▶ Task description: Copy out each line of the data that holds the word "自动获得".
-- -- --
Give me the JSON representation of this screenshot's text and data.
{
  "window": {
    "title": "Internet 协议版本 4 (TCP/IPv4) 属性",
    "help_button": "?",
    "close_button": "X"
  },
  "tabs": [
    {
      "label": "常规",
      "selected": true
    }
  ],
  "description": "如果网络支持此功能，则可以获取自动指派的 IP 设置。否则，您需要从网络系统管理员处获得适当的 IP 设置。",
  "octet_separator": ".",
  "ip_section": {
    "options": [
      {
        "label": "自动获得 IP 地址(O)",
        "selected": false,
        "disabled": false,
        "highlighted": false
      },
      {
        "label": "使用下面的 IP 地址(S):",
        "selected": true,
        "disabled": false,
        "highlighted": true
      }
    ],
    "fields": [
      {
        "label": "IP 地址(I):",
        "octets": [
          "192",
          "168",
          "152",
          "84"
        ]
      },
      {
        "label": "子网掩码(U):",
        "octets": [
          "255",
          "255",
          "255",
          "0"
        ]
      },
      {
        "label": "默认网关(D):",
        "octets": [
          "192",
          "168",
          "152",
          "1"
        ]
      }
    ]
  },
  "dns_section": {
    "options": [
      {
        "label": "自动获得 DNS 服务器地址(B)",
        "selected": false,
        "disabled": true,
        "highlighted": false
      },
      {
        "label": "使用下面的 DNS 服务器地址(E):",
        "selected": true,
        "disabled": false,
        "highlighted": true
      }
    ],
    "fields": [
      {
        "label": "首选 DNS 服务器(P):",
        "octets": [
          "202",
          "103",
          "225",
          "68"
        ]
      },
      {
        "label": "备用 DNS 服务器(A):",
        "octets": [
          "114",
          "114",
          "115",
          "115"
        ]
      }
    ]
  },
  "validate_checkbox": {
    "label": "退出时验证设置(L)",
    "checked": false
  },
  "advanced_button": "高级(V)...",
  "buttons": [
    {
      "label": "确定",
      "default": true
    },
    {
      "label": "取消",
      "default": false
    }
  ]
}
-- -- --
▶ Solution to this problem:
        "label": "自动获得 IP 地址(O)",
        "label": "自动获得 DNS 服务器地址(B)",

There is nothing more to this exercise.